# Data section

######

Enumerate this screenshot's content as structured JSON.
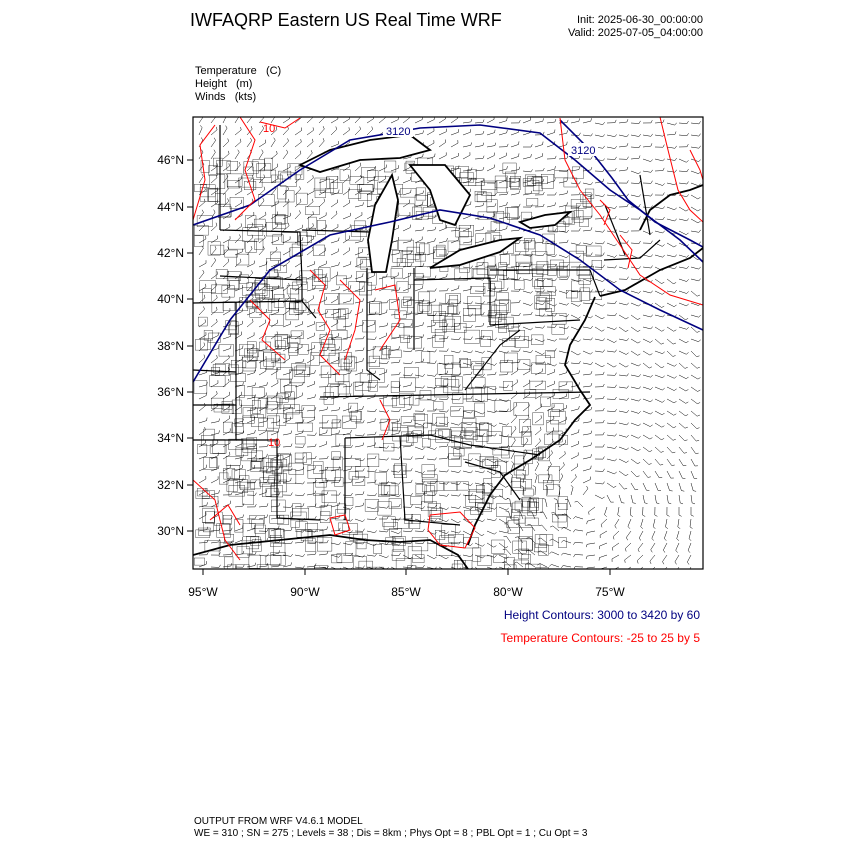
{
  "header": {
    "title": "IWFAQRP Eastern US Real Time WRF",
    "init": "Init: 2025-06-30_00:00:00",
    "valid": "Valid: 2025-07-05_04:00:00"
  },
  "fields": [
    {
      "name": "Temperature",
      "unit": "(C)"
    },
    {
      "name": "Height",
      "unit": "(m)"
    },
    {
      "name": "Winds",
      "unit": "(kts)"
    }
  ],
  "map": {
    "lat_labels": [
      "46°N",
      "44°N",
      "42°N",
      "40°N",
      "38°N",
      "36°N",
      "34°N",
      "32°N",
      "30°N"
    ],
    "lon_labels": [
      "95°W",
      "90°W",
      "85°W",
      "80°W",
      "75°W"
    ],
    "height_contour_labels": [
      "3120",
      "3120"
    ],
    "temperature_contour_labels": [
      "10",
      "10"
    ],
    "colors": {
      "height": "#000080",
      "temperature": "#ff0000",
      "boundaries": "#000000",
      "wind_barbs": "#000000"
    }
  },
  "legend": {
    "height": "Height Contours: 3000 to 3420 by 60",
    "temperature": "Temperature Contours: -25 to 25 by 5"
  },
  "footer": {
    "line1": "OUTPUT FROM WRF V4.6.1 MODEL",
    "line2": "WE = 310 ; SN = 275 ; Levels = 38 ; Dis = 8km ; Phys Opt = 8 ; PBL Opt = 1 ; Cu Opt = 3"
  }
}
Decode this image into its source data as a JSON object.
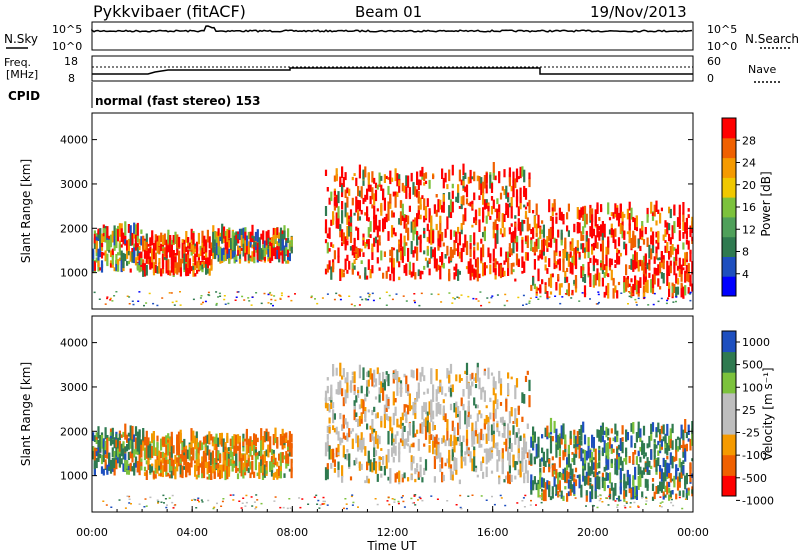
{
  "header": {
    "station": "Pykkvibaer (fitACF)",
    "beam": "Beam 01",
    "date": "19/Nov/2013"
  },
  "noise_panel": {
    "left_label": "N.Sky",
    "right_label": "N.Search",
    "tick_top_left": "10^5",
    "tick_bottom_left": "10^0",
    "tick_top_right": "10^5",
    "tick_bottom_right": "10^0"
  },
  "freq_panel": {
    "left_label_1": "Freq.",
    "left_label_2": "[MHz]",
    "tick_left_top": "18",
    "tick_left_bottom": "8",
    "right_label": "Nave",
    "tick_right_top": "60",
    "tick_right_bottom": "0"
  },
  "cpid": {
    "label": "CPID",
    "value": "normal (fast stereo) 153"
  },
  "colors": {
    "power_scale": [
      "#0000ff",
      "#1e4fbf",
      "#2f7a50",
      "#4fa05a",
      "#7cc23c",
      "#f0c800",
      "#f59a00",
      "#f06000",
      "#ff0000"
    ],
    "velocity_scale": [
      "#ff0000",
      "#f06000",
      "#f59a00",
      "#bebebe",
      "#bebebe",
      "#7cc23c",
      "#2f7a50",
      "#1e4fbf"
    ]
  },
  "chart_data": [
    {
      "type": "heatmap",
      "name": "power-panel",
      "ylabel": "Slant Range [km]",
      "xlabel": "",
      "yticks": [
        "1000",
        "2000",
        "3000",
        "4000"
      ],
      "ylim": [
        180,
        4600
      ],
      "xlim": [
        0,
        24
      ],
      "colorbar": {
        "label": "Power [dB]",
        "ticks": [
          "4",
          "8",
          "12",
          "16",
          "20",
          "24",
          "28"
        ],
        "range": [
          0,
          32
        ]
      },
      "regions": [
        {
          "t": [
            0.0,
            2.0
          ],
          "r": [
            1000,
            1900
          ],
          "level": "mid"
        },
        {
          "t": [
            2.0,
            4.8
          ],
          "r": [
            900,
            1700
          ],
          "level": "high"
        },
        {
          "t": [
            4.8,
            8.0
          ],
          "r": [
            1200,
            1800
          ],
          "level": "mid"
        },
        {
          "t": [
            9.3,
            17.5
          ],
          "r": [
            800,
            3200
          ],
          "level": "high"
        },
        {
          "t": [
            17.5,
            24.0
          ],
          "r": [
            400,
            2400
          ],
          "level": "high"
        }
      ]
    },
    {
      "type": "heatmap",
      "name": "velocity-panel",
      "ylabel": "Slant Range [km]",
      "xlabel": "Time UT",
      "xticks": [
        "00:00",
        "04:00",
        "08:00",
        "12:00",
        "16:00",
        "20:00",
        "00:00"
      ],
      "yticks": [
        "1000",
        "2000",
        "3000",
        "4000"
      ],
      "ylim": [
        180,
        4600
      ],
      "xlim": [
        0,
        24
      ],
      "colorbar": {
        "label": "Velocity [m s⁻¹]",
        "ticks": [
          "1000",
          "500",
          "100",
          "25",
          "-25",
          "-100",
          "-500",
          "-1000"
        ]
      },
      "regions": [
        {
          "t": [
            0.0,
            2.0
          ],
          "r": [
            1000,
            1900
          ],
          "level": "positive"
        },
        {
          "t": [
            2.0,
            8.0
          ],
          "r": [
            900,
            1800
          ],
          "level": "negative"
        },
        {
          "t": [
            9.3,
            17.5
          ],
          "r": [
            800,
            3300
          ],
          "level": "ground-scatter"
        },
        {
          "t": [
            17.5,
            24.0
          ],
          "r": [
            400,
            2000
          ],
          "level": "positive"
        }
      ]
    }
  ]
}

######

# Given task
Every entry must be transcribed exactly. Pictures do not belong in the copy.

# Exercise answer
Enumerate this screenshot's content as structured JSON.
{
  "header": {
    "title": "IWFAQRP Eastern US Real Time WRF",
    "init": "Init: 2025-06-30_00:00:00",
    "valid": "Valid: 2025-07-05_04:00:00"
  },
  "fields": [
    {
      "name": "Temperature",
      "unit": "(C)"
    },
    {
      "name": "Height",
      "unit": "(m)"
    },
    {
      "name": "Winds",
      "unit": "(kts)"
    }
  ],
  "map": {
    "lat_labels": [
      "46°N",
      "44°N",
      "42°N",
      "40°N",
      "38°N",
      "36°N",
      "34°N",
      "32°N",
      "30°N"
    ],
    "lon_labels": [
      "95°W",
      "90°W",
      "85°W",
      "80°W",
      "75°W"
    ],
    "height_contour_labels": [
      "3120",
      "3120"
    ],
    "temperature_contour_labels": [
      "10",
      "10"
    ],
    "colors": {
      "height": "#000080",
      "temperature": "#ff0000",
      "boundaries": "#000000",
      "wind_barbs": "#000000"
    }
  },
  "legend": {
    "height": "Height Contours: 3000 to 3420 by 60",
    "temperature": "Temperature Contours: -25 to 25 by 5"
  },
  "footer": {
    "line1": "OUTPUT FROM WRF V4.6.1 MODEL",
    "line2": "WE = 310 ; SN = 275 ; Levels = 38 ; Dis = 8km ; Phys Opt = 8 ; PBL Opt = 1 ; Cu Opt = 3"
  }
}
Decode this image into its source data as a JSON object.
{
  "header": {
    "station": "Pykkvibaer (fitACF)",
    "beam": "Beam 01",
    "date": "19/Nov/2013"
  },
  "noise_panel": {
    "left_label": "N.Sky",
    "right_label": "N.Search",
    "tick_top_left": "10^5",
    "tick_bottom_left": "10^0",
    "tick_top_right": "10^5",
    "tick_bottom_right": "10^0"
  },
  "freq_panel": {
    "left_label_1": "Freq.",
    "left_label_2": "[MHz]",
    "tick_left_top": "18",
    "tick_left_bottom": "8",
    "right_label": "Nave",
    "tick_right_top": "60",
    "tick_right_bottom": "0"
  },
  "cpid": {
    "label": "CPID",
    "value": "normal (fast stereo) 153"
  },
  "colors": {
    "power_scale": [
      "#0000ff",
      "#1e4fbf",
      "#2f7a50",
      "#4fa05a",
      "#7cc23c",
      "#f0c800",
      "#f59a00",
      "#f06000",
      "#ff0000"
    ],
    "velocity_scale": [
      "#ff0000",
      "#f06000",
      "#f59a00",
      "#bebebe",
      "#bebebe",
      "#7cc23c",
      "#2f7a50",
      "#1e4fbf"
    ]
  },
  "chart_data": [
    {
      "type": "heatmap",
      "name": "power-panel",
      "ylabel": "Slant Range [km]",
      "xlabel": "",
      "yticks": [
        "1000",
        "2000",
        "3000",
        "4000"
      ],
      "ylim": [
        180,
        4600
      ],
      "xlim": [
        0,
        24
      ],
      "colorbar": {
        "label": "Power [dB]",
        "ticks": [
          "4",
          "8",
          "12",
          "16",
          "20",
          "24",
          "28"
        ],
        "range": [
          0,
          32
        ]
      },
      "regions": [
        {
          "t": [
            0.0,
            2.0
          ],
          "r": [
            1000,
            1900
          ],
          "level": "mid"
        },
        {
          "t": [
            2.0,
            4.8
          ],
          "r": [
            900,
            1700
          ],
          "level": "high"
        },
        {
          "t": [
            4.8,
            8.0
          ],
          "r": [
            1200,
            1800
          ],
          "level": "mid"
        },
        {
          "t": [
            9.3,
            17.5
          ],
          "r": [
            800,
            3200
          ],
          "level": "high"
        },
        {
          "t": [
            17.5,
            24.0
          ],
          "r": [
            400,
            2400
          ],
          "level": "high"
        }
      ]
    },
    {
      "type": "heatmap",
      "name": "velocity-panel",
      "ylabel": "Slant Range [km]",
      "xlabel": "Time UT",
      "xticks": [
        "00:00",
        "04:00",
        "08:00",
        "12:00",
        "16:00",
        "20:00",
        "00:00"
      ],
      "yticks": [
        "1000",
        "2000",
        "3000",
        "4000"
      ],
      "ylim": [
        180,
        4600
      ],
      "xlim": [
        0,
        24
      ],
      "colorbar": {
        "label": "Velocity [m s⁻¹]",
        "ticks": [
          "1000",
          "500",
          "100",
          "25",
          "-25",
          "-100",
          "-500",
          "-1000"
        ]
      },
      "regions": [
        {
          "t": [
            0.0,
            2.0
          ],
          "r": [
            1000,
            1900
          ],
          "level": "positive"
        },
        {
          "t": [
            2.0,
            8.0
          ],
          "r": [
            900,
            1800
          ],
          "level": "negative"
        },
        {
          "t": [
            9.3,
            17.5
          ],
          "r": [
            800,
            3300
          ],
          "level": "ground-scatter"
        },
        {
          "t": [
            17.5,
            24.0
          ],
          "r": [
            400,
            2000
          ],
          "level": "positive"
        }
      ]
    }
  ]
}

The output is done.